* Start INPUT MATERIAL *
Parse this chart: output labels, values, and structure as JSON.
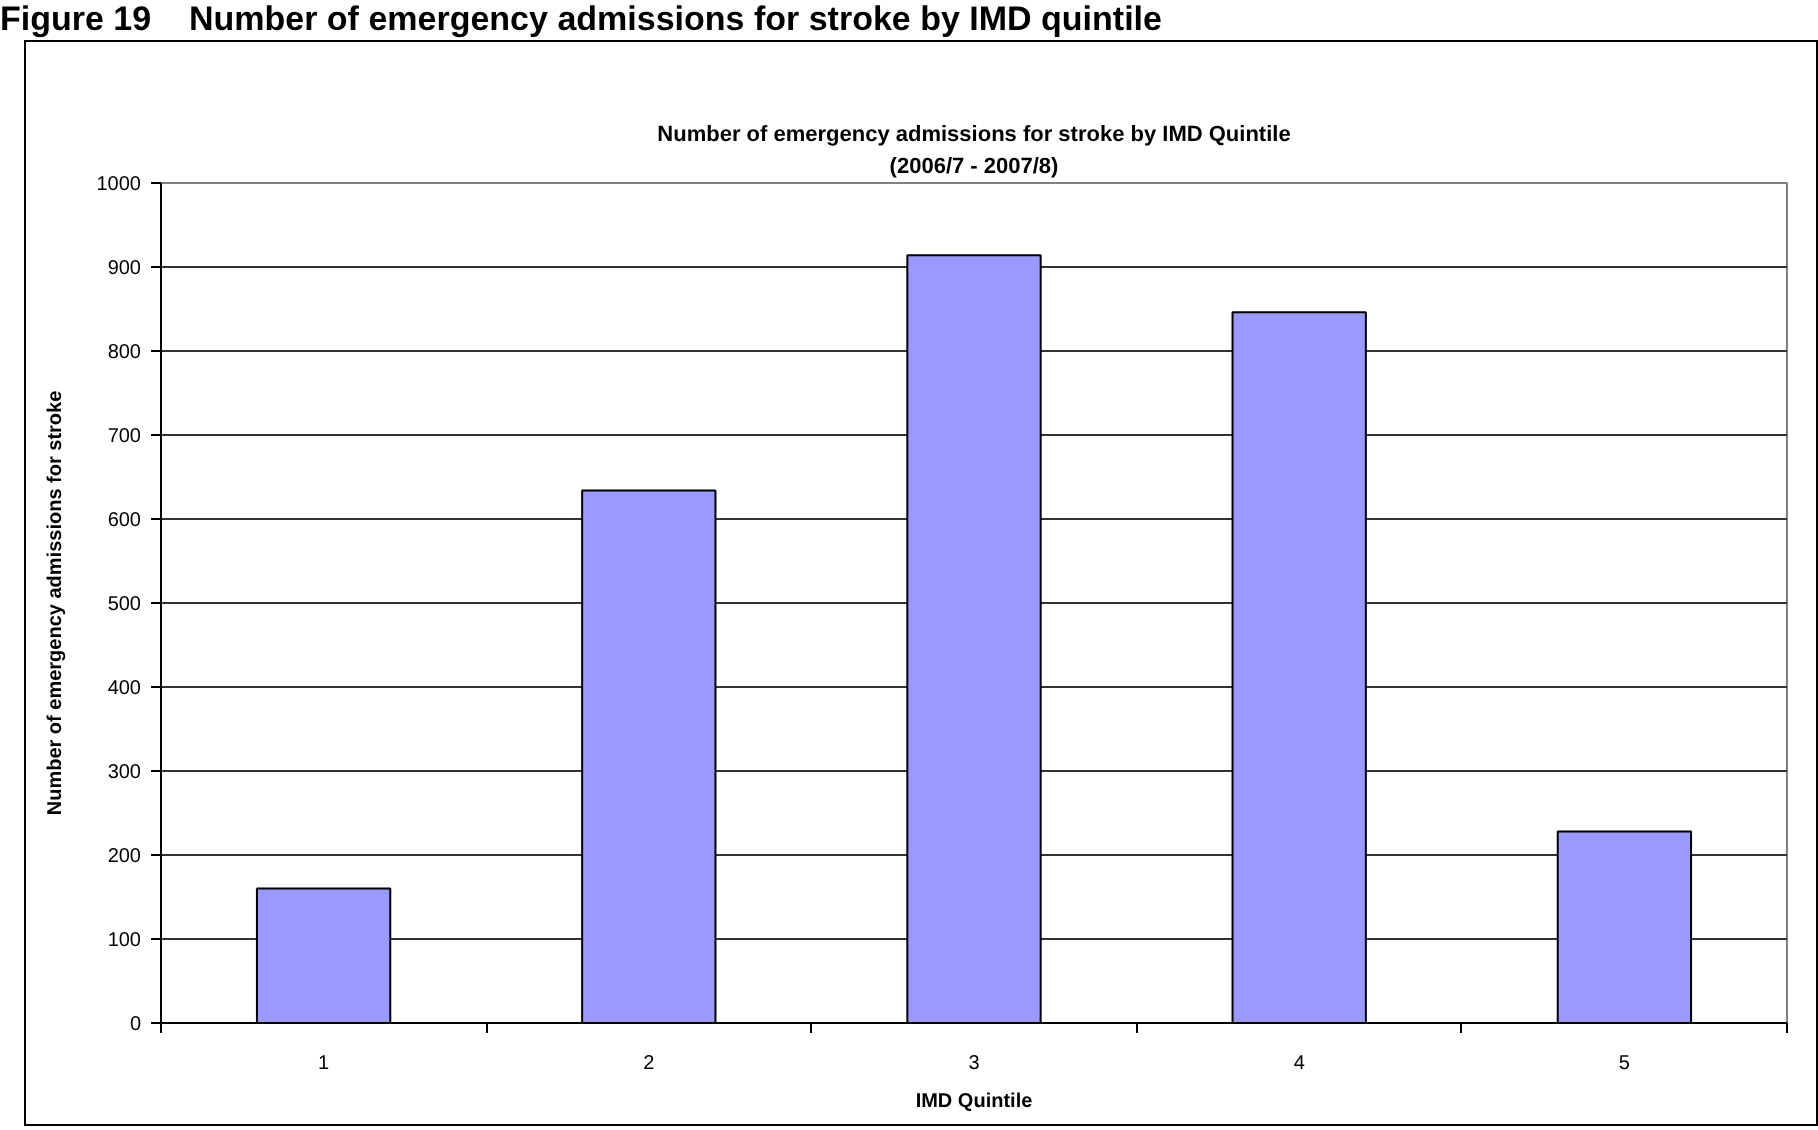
{
  "chart_data": {
    "type": "bar",
    "title": "Number of emergency admissions for stroke by IMD Quintile",
    "subtitle": "(2006/7 - 2007/8)",
    "xlabel": "IMD Quintile",
    "ylabel": "Number of emergency admissions for stroke",
    "categories": [
      "1",
      "2",
      "3",
      "4",
      "5"
    ],
    "values": [
      160,
      634,
      914,
      846,
      228
    ],
    "color": "#9999ff",
    "ylim": [
      0,
      1000
    ],
    "yticks": [
      0,
      100,
      200,
      300,
      400,
      500,
      600,
      700,
      800,
      900,
      1000
    ],
    "grid": "y",
    "annotations": [
      "Figure 19    Number of emergency admissions for stroke by IMD quintile"
    ]
  }
}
* End INPUT MATERIAL *
**GIVEN EXERCISE:**
Copy each line in full and exactly, omitting any picture.

**TASK RESULT:**
Parse this chart: output labels, values, and structure as JSON.
{
  "chart_data": {
    "type": "bar",
    "title": "Number of emergency admissions for stroke by IMD Quintile",
    "subtitle": "(2006/7 - 2007/8)",
    "xlabel": "IMD Quintile",
    "ylabel": "Number of emergency admissions for stroke",
    "categories": [
      "1",
      "2",
      "3",
      "4",
      "5"
    ],
    "values": [
      160,
      634,
      914,
      846,
      228
    ],
    "color": "#9999ff",
    "ylim": [
      0,
      1000
    ],
    "yticks": [
      0,
      100,
      200,
      300,
      400,
      500,
      600,
      700,
      800,
      900,
      1000
    ],
    "grid": "y",
    "annotations": [
      "Figure 19    Number of emergency admissions for stroke by IMD quintile"
    ]
  }
}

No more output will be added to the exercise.